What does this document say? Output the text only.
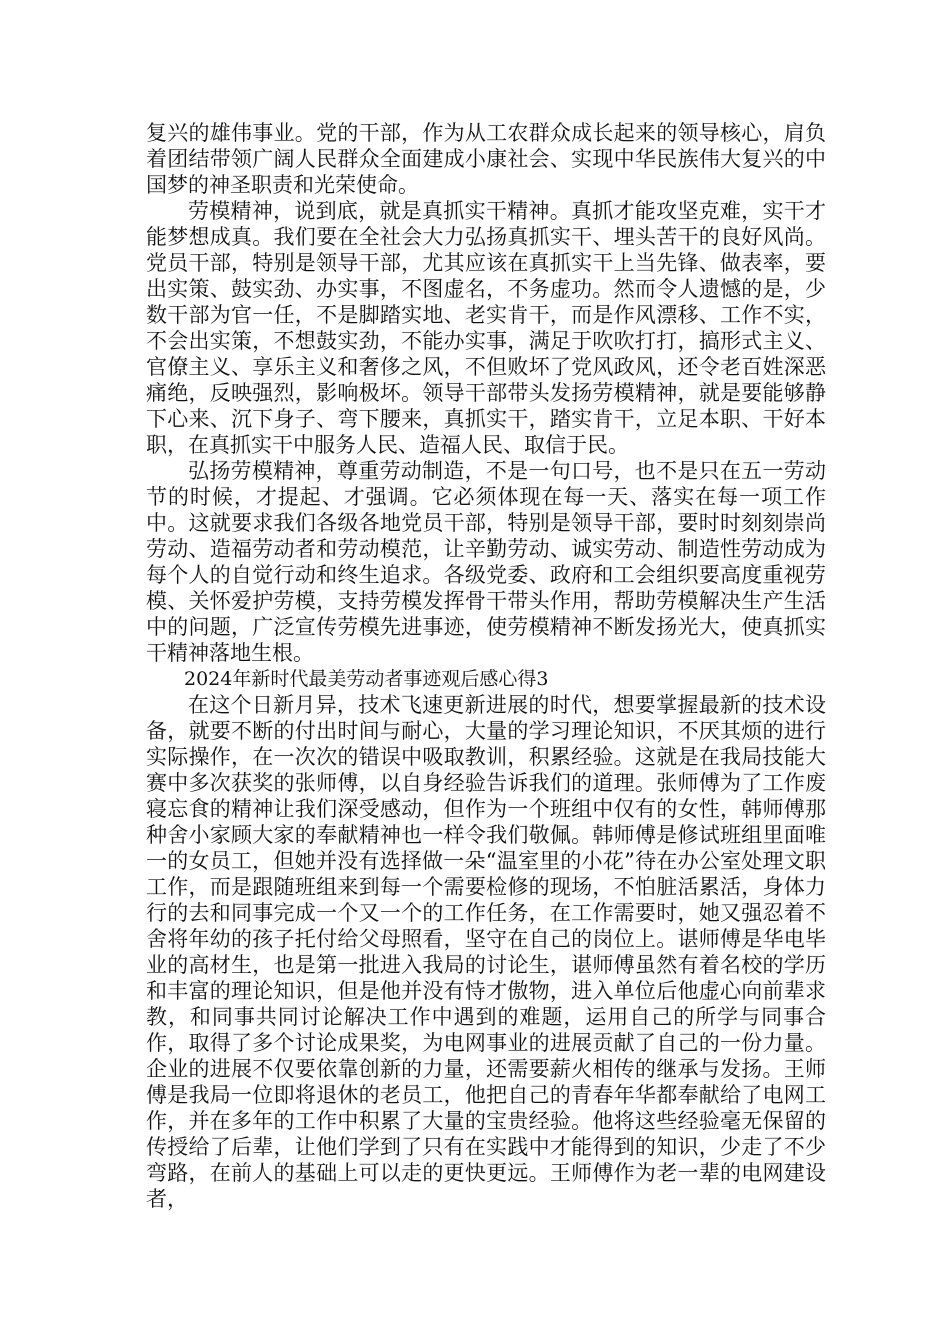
复兴的雄伟事业。党的干部，作为从工农群众成长起来的领导核心，肩负着团结带领广阔人民群众全面建成小康社会、实现中华民族伟大复兴的中国梦的神圣职责和光荣使命。

劳模精神，说到底，就是真抓实干精神。真抓才能攻坚克难，实干才能梦想成真。我们要在全社会大力弘扬真抓实干、埋头苦干的良好风尚。党员干部，特别是领导干部，尤其应该在真抓实干上当先锋、做表率，要出实策、鼓实劲、办实事，不图虚名，不务虚功。然而令人遗憾的是，少数干部为官一任，不是脚踏实地、老实肯干，而是作风漂移、工作不实，不会出实策，不想鼓实劲，不能办实事，满足于吹吹打打，搞形式主义、官僚主义、享乐主义和奢侈之风，不但败坏了党风政风，还令老百姓深恶痛绝，反映强烈，影响极坏。领导干部带头发扬劳模精神，就是要能够静下心来、沉下身子、弯下腰来，真抓实干，踏实肯干，立足本职、干好本职，在真抓实干中服务人民、造福人民、取信于民。

弘扬劳模精神，尊重劳动制造，不是一句口号，也不是只在五一劳动节的时候，才提起、才强调。它必须体现在每一天、落实在每一项工作中。这就要求我们各级各地党员干部，特别是领导干部，要时时刻刻崇尚劳动、造福劳动者和劳动模范，让辛勤劳动、诚实劳动、制造性劳动成为每个人的自觉行动和终生追求。各级党委、政府和工会组织要高度重视劳模、关怀爱护劳模，支持劳模发挥骨干带头作用，帮助劳模解决生产生活中的问题，广泛宣传劳模先进事迹，使劳模精神不断发扬光大，使真抓实干精神落地生根。

2024年新时代最美劳动者事迹观后感心得3

在这个日新月异，技术飞速更新进展的时代，想要掌握最新的技术设备，就要不断的付出时间与耐心，大量的学习理论知识，不厌其烦的进行实际操作，在一次次的错误中吸取教训，积累经验。这就是在我局技能大赛中多次获奖的张师傅，以自身经验告诉我们的道理。张师傅为了工作废寝忘食的精神让我们深受感动，但作为一个班组中仅有的女性，韩师傅那种舍小家顾大家的奉献精神也一样令我们敬佩。韩师傅是修试班组里面唯一的女员工，但她并没有选择做一朵“温室里的小花”待在办公室处理文职工作，而是跟随班组来到每一个需要检修的现场，不怕脏活累活，身体力行的去和同事完成一个又一个的工作任务，在工作需要时，她又强忍着不舍将年幼的孩子托付给父母照看，坚守在自己的岗位上。谌师傅是华电毕业的高材生，也是第一批进入我局的讨论生，谌师傅虽然有着名校的学历和丰富的理论知识，但是他并没有恃才傲物，进入单位后他虚心向前辈求教，和同事共同讨论解决工作中遇到的难题，运用自己的所学与同事合作，取得了多个讨论成果奖，为电网事业的进展贡献了自己的一份力量。企业的进展不仅要依靠创新的力量，还需要薪火相传的继承与发扬。王师傅是我局一位即将退休的老员工，他把自己的青春年华都奉献给了电网工作，并在多年的工作中积累了大量的宝贵经验。他将这些经验毫无保留的传授给了后辈，让他们学到了只有在实践中才能得到的知识，少走了不少弯路，在前人的基础上可以走的更快更远。王师傅作为老一辈的电网建设者，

◆ Set exercise: Copy each line containing the word "特别是领导干部" from the data.

◆ Solved exercise:
劳模精神，说到底，就是真抓实干精神。真抓才能攻坚克难，实干才能梦想成真。我们要在全社会大力弘扬真抓实干、埋头苦干的良好风尚。党员干部，特别是领导干部，尤其应该在真抓实干上当先锋、做表率，要出实策、鼓实劲、办实事，不图虚名，不务虚功。然而令人遗憾的是，少数干部为官一任，不是脚踏实地、老实肯干，而是作风漂移、工作不实，不会出实策，不想鼓实劲，不能办实事，满足于吹吹打打，搞形式主义、官僚主义、享乐主义和奢侈之风，不但败坏了党风政风，还令老百姓深恶痛绝，反映强烈，影响极坏。领导干部带头发扬劳模精神，就是要能够静下心来、沉下身子、弯下腰来，真抓实干，踏实肯干，立足本职、干好本职，在真抓实干中服务人民、造福人民、取信于民。
弘扬劳模精神，尊重劳动制造，不是一句口号，也不是只在五一劳动节的时候，才提起、才强调。它必须体现在每一天、落实在每一项工作中。这就要求我们各级各地党员干部，特别是领导干部，要时时刻刻崇尚劳动、造福劳动者和劳动模范，让辛勤劳动、诚实劳动、制造性劳动成为每个人的自觉行动和终生追求。各级党委、政府和工会组织要高度重视劳模、关怀爱护劳模，支持劳模发挥骨干带头作用，帮助劳模解决生产生活中的问题，广泛宣传劳模先进事迹，使劳模精神不断发扬光大，使真抓实干精神落地生根。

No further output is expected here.